STATED EXERCISE.
Pick out the lines containing "this".

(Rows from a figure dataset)
'''
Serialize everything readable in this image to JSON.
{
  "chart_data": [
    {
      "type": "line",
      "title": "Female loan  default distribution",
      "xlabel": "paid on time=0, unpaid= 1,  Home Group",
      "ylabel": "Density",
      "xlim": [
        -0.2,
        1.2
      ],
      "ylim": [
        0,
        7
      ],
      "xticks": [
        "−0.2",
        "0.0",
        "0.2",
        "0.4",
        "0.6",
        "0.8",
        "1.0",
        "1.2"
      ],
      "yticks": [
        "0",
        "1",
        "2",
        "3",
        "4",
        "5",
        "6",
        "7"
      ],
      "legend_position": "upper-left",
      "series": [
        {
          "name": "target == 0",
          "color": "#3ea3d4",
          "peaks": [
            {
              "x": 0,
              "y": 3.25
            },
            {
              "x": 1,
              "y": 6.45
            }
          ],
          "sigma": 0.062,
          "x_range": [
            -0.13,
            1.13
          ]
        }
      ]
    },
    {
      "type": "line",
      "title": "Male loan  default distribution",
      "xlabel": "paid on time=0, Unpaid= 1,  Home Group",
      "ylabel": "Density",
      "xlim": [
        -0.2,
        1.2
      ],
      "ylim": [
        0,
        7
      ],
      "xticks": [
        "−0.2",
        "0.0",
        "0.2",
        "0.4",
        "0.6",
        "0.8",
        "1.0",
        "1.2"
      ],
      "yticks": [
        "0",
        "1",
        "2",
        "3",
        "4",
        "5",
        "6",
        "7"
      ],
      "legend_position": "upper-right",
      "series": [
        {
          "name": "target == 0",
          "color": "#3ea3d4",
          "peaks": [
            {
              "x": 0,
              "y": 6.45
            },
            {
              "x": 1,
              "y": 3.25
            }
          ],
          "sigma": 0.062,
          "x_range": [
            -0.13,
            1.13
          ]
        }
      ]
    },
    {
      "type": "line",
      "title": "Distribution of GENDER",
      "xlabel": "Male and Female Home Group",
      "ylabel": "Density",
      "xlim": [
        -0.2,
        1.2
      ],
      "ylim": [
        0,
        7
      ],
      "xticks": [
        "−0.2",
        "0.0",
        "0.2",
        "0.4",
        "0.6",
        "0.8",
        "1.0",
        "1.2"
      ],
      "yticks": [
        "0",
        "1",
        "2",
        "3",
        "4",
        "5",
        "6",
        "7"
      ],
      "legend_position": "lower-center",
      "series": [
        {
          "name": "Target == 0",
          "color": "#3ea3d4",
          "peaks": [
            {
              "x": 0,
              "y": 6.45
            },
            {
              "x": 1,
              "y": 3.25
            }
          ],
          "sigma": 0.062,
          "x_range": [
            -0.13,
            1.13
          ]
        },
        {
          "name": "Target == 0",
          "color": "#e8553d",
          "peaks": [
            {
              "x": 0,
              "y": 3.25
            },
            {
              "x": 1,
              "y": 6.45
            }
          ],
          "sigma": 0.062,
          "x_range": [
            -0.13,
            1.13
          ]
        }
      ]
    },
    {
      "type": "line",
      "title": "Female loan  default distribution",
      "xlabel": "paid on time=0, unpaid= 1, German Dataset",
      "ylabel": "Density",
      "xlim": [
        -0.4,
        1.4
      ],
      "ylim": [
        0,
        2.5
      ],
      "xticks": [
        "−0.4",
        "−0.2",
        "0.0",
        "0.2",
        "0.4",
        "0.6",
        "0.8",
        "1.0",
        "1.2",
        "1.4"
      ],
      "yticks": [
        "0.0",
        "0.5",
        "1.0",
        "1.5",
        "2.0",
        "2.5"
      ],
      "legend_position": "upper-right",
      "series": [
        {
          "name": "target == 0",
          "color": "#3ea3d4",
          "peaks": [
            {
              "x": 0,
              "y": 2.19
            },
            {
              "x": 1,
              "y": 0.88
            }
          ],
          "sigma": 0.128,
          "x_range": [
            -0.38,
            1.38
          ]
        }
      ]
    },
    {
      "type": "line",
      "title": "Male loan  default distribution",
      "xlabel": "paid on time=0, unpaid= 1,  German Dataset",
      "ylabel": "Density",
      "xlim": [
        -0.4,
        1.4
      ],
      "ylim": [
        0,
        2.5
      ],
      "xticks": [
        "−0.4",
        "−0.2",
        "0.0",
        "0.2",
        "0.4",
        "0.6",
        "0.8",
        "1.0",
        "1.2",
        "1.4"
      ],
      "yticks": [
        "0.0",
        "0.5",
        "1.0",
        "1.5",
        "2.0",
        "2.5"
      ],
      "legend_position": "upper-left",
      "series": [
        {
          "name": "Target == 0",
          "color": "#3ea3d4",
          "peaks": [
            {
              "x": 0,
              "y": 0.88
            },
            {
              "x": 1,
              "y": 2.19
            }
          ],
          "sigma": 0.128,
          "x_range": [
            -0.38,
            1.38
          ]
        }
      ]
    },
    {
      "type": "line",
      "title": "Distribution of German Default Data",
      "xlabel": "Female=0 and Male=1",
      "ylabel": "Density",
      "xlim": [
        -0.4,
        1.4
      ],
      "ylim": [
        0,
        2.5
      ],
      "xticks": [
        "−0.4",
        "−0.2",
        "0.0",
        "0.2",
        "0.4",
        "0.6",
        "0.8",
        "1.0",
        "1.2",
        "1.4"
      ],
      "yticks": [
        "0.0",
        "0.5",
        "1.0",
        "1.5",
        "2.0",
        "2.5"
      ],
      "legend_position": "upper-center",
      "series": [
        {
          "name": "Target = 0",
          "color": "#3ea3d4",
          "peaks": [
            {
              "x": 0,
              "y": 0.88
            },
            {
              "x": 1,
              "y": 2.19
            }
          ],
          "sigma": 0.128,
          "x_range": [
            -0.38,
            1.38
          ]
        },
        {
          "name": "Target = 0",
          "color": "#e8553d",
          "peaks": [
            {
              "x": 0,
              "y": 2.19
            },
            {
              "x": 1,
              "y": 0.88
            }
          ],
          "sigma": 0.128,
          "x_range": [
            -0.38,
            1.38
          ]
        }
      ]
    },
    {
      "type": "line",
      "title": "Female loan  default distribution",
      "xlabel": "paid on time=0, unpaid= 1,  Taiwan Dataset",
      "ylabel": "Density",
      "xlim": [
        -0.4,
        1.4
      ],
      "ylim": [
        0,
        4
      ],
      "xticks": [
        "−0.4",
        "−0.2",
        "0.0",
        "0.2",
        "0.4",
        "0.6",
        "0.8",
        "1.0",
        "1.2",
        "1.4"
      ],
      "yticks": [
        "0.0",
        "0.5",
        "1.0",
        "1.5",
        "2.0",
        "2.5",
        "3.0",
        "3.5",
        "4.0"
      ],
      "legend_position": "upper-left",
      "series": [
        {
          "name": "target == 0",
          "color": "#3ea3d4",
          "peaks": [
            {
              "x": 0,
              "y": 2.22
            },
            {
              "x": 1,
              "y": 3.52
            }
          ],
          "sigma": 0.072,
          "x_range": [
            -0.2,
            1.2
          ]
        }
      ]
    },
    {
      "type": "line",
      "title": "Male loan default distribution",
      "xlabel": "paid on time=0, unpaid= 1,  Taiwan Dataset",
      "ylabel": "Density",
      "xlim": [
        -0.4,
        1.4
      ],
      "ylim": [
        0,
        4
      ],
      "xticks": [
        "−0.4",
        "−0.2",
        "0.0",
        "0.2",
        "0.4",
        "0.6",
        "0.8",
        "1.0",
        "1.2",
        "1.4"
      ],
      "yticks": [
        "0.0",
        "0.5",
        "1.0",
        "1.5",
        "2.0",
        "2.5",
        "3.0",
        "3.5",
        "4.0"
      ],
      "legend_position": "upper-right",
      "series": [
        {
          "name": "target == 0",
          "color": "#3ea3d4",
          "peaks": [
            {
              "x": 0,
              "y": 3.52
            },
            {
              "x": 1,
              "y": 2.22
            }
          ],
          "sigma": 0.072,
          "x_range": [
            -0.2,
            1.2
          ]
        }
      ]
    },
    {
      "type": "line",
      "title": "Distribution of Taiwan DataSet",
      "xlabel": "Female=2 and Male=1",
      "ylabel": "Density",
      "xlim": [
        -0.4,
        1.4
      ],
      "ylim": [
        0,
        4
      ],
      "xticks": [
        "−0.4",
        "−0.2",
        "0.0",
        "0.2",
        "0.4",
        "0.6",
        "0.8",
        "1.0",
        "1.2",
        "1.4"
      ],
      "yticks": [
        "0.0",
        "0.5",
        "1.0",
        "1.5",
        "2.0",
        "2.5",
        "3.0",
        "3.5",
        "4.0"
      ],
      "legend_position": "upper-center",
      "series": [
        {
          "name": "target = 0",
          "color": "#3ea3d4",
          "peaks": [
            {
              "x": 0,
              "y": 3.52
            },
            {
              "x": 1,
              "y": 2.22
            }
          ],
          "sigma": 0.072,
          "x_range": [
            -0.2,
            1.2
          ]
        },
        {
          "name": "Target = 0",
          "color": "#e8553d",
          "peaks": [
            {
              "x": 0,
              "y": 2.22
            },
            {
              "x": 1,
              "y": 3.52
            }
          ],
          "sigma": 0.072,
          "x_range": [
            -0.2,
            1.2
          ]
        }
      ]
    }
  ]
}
'''
'''
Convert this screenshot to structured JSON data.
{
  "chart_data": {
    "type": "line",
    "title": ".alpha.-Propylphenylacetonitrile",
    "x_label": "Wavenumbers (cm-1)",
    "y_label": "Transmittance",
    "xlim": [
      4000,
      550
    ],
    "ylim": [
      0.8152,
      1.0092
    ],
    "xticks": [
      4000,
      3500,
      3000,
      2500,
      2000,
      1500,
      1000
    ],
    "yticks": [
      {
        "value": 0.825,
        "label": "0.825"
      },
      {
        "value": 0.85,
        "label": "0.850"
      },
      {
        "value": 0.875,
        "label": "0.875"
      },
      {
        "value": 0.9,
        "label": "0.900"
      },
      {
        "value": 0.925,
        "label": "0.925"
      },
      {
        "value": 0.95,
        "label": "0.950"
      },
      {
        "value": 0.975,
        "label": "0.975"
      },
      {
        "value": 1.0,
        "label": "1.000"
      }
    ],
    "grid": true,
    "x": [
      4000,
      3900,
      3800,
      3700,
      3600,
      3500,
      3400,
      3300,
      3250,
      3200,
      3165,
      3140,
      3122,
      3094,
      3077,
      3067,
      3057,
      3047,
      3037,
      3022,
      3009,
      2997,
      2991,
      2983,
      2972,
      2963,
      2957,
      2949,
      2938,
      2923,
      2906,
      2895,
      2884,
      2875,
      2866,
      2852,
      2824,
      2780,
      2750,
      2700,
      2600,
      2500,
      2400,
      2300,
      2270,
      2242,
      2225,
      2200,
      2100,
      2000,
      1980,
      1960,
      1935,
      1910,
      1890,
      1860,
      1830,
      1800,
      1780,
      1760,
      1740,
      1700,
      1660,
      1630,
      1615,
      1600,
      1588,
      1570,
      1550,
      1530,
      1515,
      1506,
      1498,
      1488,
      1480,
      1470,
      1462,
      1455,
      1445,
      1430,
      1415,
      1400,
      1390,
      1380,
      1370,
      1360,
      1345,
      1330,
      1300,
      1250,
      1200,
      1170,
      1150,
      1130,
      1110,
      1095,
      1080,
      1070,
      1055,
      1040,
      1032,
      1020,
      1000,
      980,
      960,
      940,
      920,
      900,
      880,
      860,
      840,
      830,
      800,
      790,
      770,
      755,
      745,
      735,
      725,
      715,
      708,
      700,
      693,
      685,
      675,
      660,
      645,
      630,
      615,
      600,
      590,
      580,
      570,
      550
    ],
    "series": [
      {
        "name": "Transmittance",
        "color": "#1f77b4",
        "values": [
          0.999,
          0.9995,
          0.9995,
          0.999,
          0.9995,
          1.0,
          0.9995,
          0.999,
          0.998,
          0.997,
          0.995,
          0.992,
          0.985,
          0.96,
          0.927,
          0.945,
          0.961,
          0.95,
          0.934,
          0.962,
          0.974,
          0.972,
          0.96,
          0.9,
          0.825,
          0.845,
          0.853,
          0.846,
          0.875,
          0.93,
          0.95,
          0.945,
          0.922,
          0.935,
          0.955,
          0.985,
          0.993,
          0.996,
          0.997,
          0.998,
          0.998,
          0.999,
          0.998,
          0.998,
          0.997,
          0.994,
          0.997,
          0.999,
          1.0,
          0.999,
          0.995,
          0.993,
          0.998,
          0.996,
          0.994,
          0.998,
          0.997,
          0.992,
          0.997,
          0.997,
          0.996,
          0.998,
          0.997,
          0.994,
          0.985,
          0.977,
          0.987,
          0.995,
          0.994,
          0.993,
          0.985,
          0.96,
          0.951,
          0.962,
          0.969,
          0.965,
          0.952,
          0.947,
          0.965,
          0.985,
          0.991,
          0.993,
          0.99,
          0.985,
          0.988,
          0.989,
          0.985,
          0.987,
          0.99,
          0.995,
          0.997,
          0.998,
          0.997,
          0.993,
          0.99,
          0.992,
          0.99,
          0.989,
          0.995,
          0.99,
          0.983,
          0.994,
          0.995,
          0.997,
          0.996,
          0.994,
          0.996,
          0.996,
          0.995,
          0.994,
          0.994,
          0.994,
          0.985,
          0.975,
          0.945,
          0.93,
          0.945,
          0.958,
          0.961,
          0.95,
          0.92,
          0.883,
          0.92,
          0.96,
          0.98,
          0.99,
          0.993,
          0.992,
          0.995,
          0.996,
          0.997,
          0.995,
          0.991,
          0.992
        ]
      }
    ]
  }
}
'''
EXERCISE ANSWER.
Serialize everything readable in this image to JSON.
Convert this screenshot to structured JSON data.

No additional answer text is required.